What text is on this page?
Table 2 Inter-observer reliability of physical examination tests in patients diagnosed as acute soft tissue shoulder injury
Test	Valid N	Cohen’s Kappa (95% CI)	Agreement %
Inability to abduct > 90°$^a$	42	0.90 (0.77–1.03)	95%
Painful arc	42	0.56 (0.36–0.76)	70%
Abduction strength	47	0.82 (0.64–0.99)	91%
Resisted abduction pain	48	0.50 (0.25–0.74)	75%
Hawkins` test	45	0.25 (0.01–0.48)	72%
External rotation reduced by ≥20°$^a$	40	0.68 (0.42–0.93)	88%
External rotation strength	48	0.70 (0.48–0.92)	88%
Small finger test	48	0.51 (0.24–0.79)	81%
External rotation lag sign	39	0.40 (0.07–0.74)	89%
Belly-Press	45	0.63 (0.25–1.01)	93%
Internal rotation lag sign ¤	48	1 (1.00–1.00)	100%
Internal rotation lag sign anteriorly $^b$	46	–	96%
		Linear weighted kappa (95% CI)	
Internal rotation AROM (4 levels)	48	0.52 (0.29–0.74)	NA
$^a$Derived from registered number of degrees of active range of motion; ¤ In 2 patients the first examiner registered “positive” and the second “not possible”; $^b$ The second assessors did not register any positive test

[EXERCISE DESCRIPTION]:
The data above needs to be repeated exactly, line for line.

[RESULT OF THE TASK]:
What text is on this page?
Table 2 Inter-observer reliability of physical examination tests in patients diagnosed as acute soft tissue shoulder injury
Test	Valid N	Cohen’s Kappa (95% CI)	Agreement %
Inability to abduct > 90°$^a$	42	0.90 (0.77–1.03)	95%
Painful arc	42	0.56 (0.36–0.76)	70%
Abduction strength	47	0.82 (0.64–0.99)	91%
Resisted abduction pain	48	0.50 (0.25–0.74)	75%
Hawkins` test	45	0.25 (0.01–0.48)	72%
External rotation reduced by ≥20°$^a$	40	0.68 (0.42–0.93)	88%
External rotation strength	48	0.70 (0.48–0.92)	88%
Small finger test	48	0.51 (0.24–0.79)	81%
External rotation lag sign	39	0.40 (0.07–0.74)	89%
Belly-Press	45	0.63 (0.25–1.01)	93%
Internal rotation lag sign ¤	48	1 (1.00–1.00)	100%
Internal rotation lag sign anteriorly $^b$	46	–	96%
		Linear weighted kappa (95% CI)	
Internal rotation AROM (4 levels)	48	0.52 (0.29–0.74)	NA
$^a$Derived from registered number of degrees of active range of motion; ¤ In 2 patients the first examiner registered “positive” and the second “not possible”; $^b$ The second assessors did not register any positive test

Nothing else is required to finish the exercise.